┌──

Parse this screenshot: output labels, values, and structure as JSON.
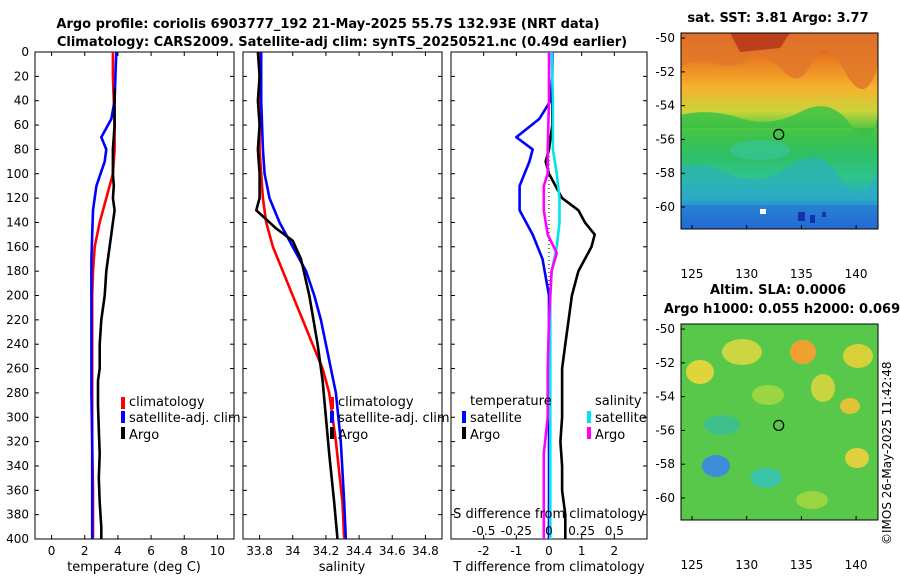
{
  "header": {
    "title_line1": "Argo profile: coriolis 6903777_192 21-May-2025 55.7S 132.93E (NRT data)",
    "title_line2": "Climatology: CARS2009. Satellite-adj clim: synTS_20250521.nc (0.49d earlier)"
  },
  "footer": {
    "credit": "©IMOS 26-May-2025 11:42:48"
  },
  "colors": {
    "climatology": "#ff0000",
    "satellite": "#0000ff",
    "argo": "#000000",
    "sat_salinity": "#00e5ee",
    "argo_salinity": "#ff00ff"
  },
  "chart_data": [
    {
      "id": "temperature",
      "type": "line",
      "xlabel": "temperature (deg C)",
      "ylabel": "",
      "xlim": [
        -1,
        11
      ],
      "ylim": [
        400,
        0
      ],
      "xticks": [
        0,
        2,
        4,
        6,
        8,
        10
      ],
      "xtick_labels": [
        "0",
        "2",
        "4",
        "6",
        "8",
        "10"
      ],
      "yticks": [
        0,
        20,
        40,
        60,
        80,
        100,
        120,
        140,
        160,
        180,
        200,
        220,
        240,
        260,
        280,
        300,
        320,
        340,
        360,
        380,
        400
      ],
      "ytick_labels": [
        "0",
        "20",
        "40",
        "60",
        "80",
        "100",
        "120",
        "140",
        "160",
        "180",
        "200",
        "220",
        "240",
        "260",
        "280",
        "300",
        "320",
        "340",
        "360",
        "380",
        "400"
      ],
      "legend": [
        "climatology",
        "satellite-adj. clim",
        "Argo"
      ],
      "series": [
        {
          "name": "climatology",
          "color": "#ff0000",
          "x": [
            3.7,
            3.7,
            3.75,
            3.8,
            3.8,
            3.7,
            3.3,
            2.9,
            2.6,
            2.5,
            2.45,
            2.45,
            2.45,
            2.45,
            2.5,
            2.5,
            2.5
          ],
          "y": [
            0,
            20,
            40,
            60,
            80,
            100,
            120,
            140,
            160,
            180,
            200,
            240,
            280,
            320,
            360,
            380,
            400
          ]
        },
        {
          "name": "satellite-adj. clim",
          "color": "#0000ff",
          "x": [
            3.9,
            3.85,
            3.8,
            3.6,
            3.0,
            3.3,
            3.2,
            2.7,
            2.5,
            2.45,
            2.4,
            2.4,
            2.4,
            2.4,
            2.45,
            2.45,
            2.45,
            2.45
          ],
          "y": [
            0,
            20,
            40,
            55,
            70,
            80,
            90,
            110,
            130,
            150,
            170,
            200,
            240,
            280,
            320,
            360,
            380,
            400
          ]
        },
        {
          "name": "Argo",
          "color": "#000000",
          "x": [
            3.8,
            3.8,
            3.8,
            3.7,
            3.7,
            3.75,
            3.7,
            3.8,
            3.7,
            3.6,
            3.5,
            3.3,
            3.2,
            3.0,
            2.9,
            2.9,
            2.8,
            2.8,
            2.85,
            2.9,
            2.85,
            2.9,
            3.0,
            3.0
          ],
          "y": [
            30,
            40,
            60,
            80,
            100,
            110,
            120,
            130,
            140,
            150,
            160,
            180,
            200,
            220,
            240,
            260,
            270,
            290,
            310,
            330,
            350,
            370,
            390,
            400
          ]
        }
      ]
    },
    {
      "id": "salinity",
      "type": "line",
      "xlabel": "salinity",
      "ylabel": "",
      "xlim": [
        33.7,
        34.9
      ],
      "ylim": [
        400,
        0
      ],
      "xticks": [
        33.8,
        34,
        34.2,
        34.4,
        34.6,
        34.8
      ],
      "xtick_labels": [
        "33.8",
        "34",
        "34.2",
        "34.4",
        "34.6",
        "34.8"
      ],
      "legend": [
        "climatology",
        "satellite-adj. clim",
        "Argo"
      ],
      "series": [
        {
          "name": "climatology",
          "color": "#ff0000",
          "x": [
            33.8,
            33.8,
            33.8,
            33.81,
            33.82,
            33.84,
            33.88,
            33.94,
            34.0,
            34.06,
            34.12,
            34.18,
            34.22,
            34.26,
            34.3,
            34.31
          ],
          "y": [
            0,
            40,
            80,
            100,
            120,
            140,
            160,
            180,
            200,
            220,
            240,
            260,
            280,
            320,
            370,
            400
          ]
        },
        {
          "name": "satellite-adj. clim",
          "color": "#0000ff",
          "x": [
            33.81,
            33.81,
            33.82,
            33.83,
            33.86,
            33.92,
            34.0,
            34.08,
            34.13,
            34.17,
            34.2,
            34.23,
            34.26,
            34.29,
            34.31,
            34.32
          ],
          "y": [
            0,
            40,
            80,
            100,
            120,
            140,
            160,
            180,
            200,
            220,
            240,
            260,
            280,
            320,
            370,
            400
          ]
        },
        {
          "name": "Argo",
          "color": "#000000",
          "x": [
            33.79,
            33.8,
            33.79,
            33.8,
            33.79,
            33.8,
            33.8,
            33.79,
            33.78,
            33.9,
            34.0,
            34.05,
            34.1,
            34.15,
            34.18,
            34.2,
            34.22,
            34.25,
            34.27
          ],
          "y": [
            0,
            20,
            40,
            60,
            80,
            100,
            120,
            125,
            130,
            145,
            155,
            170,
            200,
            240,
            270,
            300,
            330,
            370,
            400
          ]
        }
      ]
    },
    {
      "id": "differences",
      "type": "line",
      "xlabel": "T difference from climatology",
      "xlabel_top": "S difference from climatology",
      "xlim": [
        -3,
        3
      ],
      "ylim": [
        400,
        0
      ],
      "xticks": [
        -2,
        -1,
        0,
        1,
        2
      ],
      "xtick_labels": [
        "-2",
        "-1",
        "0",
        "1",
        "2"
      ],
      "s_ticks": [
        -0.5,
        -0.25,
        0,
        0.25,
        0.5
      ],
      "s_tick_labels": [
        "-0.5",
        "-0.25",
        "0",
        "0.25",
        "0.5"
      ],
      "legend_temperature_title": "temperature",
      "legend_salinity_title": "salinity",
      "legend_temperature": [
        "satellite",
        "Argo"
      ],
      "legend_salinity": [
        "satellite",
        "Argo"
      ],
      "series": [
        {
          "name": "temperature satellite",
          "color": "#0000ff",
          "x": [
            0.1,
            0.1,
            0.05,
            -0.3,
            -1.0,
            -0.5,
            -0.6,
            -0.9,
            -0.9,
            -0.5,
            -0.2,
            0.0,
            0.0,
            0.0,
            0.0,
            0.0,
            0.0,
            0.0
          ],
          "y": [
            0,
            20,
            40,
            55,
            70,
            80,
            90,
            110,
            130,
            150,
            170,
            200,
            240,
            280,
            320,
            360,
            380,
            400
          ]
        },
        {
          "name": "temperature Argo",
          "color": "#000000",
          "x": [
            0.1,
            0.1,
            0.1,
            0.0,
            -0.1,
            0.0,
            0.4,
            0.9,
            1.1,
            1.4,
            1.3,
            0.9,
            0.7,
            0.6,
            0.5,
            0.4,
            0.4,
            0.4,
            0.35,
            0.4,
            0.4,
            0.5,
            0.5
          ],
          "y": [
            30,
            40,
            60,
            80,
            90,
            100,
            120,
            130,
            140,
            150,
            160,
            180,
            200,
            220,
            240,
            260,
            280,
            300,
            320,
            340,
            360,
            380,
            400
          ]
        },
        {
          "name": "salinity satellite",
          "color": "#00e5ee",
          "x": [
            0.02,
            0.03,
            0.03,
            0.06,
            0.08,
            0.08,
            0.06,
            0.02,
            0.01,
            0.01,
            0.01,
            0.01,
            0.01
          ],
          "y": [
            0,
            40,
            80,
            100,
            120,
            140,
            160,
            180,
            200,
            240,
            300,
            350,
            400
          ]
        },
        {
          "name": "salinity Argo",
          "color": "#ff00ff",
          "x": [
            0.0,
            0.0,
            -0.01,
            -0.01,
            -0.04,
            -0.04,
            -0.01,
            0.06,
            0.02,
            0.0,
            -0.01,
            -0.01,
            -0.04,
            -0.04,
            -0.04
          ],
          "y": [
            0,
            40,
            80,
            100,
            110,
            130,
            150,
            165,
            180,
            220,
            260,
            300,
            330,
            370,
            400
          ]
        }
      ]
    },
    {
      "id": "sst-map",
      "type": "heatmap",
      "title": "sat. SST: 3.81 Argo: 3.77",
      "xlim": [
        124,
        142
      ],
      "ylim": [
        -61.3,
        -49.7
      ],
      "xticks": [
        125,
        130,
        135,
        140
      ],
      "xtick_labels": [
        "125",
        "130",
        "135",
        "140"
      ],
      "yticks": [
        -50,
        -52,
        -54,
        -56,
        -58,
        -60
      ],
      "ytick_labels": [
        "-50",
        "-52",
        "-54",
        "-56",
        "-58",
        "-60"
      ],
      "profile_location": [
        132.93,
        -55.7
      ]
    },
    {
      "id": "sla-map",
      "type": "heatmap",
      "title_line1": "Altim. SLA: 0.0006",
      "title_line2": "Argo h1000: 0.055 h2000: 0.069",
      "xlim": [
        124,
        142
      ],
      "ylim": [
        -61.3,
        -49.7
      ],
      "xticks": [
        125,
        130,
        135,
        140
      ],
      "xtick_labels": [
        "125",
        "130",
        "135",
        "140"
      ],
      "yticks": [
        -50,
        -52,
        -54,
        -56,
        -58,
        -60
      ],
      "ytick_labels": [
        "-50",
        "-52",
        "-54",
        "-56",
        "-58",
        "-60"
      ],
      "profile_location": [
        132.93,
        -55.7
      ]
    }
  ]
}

└──

Given request: Across all the entries, count the lines that contain the word "from" and give the number by itself.

Reply: 2